--- Data in this exercise ---

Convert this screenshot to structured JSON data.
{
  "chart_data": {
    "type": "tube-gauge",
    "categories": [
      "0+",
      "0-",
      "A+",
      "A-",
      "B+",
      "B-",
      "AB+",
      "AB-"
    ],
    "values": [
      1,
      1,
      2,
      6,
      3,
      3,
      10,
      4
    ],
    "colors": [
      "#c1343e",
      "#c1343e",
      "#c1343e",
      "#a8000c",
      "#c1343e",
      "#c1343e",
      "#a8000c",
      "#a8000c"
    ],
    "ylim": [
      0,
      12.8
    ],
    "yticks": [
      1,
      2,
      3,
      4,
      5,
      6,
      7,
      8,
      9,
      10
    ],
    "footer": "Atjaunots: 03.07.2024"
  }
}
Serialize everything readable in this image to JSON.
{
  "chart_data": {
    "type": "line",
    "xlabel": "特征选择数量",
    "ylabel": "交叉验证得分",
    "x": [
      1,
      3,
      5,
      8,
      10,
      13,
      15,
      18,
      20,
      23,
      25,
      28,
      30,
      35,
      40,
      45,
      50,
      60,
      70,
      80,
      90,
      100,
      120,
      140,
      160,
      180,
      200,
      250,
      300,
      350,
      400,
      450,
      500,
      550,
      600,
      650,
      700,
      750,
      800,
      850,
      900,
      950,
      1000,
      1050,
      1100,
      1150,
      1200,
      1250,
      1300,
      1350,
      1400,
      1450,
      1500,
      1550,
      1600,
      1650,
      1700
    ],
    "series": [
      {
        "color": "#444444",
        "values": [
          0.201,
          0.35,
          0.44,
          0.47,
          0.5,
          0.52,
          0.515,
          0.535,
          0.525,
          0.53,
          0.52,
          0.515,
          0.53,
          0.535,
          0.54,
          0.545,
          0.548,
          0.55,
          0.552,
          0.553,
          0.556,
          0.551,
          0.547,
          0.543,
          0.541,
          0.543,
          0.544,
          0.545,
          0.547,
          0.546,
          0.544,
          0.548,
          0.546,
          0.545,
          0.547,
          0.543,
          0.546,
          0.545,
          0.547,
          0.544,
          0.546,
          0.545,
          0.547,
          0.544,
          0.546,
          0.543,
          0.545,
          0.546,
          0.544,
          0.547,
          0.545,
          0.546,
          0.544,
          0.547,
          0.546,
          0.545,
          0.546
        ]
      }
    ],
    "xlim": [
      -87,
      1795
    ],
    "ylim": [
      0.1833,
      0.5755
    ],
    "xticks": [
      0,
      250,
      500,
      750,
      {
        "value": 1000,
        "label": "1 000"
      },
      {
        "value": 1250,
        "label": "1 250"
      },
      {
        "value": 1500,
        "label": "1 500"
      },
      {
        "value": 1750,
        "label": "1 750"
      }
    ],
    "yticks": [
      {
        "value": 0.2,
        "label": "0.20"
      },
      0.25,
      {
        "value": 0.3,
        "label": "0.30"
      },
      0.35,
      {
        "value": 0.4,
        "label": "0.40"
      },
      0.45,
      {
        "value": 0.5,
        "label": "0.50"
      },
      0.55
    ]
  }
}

--- Task description ---
Repeat every entry exactly, please.

--- Finished task ---
Convert this screenshot to structured JSON data.
{
  "chart_data": {
    "type": "tube-gauge",
    "categories": [
      "0+",
      "0-",
      "A+",
      "A-",
      "B+",
      "B-",
      "AB+",
      "AB-"
    ],
    "values": [
      1,
      1,
      2,
      6,
      3,
      3,
      10,
      4
    ],
    "colors": [
      "#c1343e",
      "#c1343e",
      "#c1343e",
      "#a8000c",
      "#c1343e",
      "#c1343e",
      "#a8000c",
      "#a8000c"
    ],
    "ylim": [
      0,
      12.8
    ],
    "yticks": [
      1,
      2,
      3,
      4,
      5,
      6,
      7,
      8,
      9,
      10
    ],
    "footer": "Atjaunots: 03.07.2024"
  }
}
Serialize everything readable in this image to JSON.
{
  "chart_data": {
    "type": "line",
    "xlabel": "特征选择数量",
    "ylabel": "交叉验证得分",
    "x": [
      1,
      3,
      5,
      8,
      10,
      13,
      15,
      18,
      20,
      23,
      25,
      28,
      30,
      35,
      40,
      45,
      50,
      60,
      70,
      80,
      90,
      100,
      120,
      140,
      160,
      180,
      200,
      250,
      300,
      350,
      400,
      450,
      500,
      550,
      600,
      650,
      700,
      750,
      800,
      850,
      900,
      950,
      1000,
      1050,
      1100,
      1150,
      1200,
      1250,
      1300,
      1350,
      1400,
      1450,
      1500,
      1550,
      1600,
      1650,
      1700
    ],
    "series": [
      {
        "color": "#444444",
        "values": [
          0.201,
          0.35,
          0.44,
          0.47,
          0.5,
          0.52,
          0.515,
          0.535,
          0.525,
          0.53,
          0.52,
          0.515,
          0.53,
          0.535,
          0.54,
          0.545,
          0.548,
          0.55,
          0.552,
          0.553,
          0.556,
          0.551,
          0.547,
          0.543,
          0.541,
          0.543,
          0.544,
          0.545,
          0.547,
          0.546,
          0.544,
          0.548,
          0.546,
          0.545,
          0.547,
          0.543,
          0.546,
          0.545,
          0.547,
          0.544,
          0.546,
          0.545,
          0.547,
          0.544,
          0.546,
          0.543,
          0.545,
          0.546,
          0.544,
          0.547,
          0.545,
          0.546,
          0.544,
          0.547,
          0.546,
          0.545,
          0.546
        ]
      }
    ],
    "xlim": [
      -87,
      1795
    ],
    "ylim": [
      0.1833,
      0.5755
    ],
    "xticks": [
      0,
      250,
      500,
      750,
      {
        "value": 1000,
        "label": "1 000"
      },
      {
        "value": 1250,
        "label": "1 250"
      },
      {
        "value": 1500,
        "label": "1 500"
      },
      {
        "value": 1750,
        "label": "1 750"
      }
    ],
    "yticks": [
      {
        "value": 0.2,
        "label": "0.20"
      },
      0.25,
      {
        "value": 0.3,
        "label": "0.30"
      },
      0.35,
      {
        "value": 0.4,
        "label": "0.40"
      },
      0.45,
      {
        "value": 0.5,
        "label": "0.50"
      },
      0.55
    ]
  }
}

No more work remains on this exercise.